Exercise details: Output each entry below as it stands, leaving out every picture.

>>>>

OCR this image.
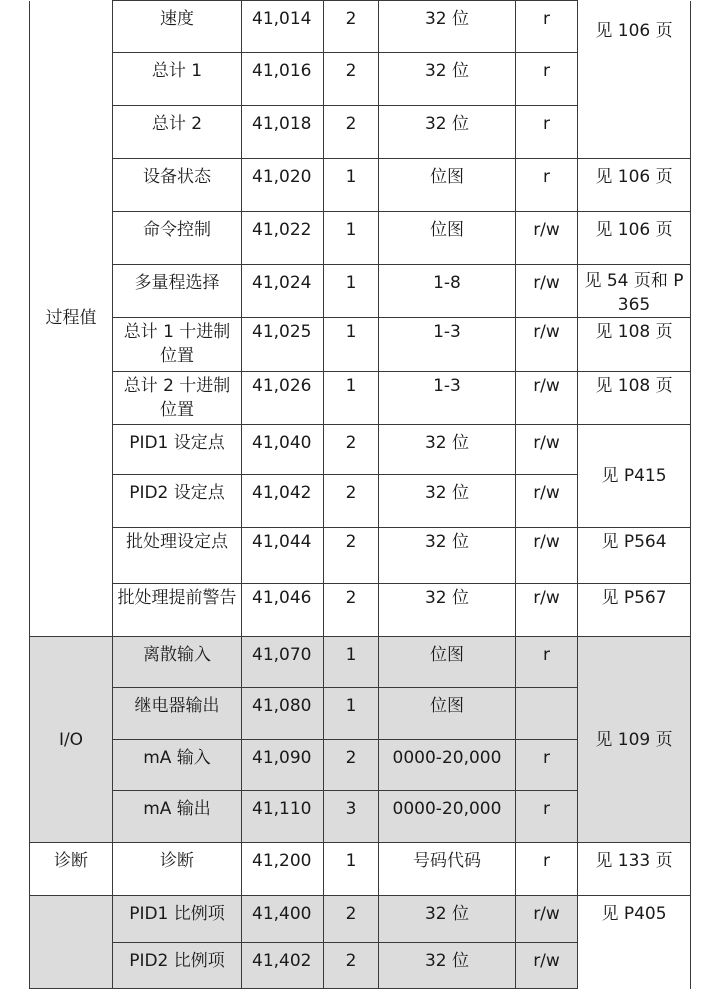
过程值	速度	41,014	2	32 位	r	见 106 页
	总计 1	41,016	2	32 位	r	
	总计 2	41,018	2	32 位	r	
	设备状态	41,020	1	位图	r	见 106 页
	命令控制	41,022	1	位图	r/w	见 106 页
	多量程选择	41,024	1	1-8	r/w	见 54 页和 P365
	总计 1 十进制位置	41,025	1	1-3	r/w	见 108 页
	总计 2 十进制位置	41,026	1	1-3	r/w	见 108 页
	PID1 设定点	41,040	2	32 位	r/w	见 P415
	PID2 设定点	41,042	2	32 位	r/w	
	批处理设定点	41,044	2	32 位	r/w	见 P564
	批处理提前警告	41,046	2	32 位	r/w	见 P567
I/O	离散输入	41,070	1	位图	r	见 109 页
	继电器输出	41,080	1	位图		
	mA 输入	41,090	2	0000-20,000	r	
	mA 输出	41,110	3	0000-20,000	r	
诊断	诊断	41,200	1	号码代码	r	见 133 页
	PID1 比例项	41,400	2	32 位	r/w	见 P405
	PID2 比例项	41,402	2	32 位	r/w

<<<<

Result of this task:
OCR this image.
过程值	速度	41,014	2	32 位	r	见 106 页
	总计 1	41,016	2	32 位	r	
	总计 2	41,018	2	32 位	r	
	设备状态	41,020	1	位图	r	见 106 页
	命令控制	41,022	1	位图	r/w	见 106 页
	多量程选择	41,024	1	1-8	r/w	见 54 页和 P365
	总计 1 十进制位置	41,025	1	1-3	r/w	见 108 页
	总计 2 十进制位置	41,026	1	1-3	r/w	见 108 页
	PID1 设定点	41,040	2	32 位	r/w	见 P415
	PID2 设定点	41,042	2	32 位	r/w	
	批处理设定点	41,044	2	32 位	r/w	见 P564
	批处理提前警告	41,046	2	32 位	r/w	见 P567
I/O	离散输入	41,070	1	位图	r	见 109 页
	继电器输出	41,080	1	位图		
	mA 输入	41,090	2	0000-20,000	r	
	mA 输出	41,110	3	0000-20,000	r	
诊断	诊断	41,200	1	号码代码	r	见 133 页
	PID1 比例项	41,400	2	32 位	r/w	见 P405
	PID2 比例项	41,402	2	32 位	r/w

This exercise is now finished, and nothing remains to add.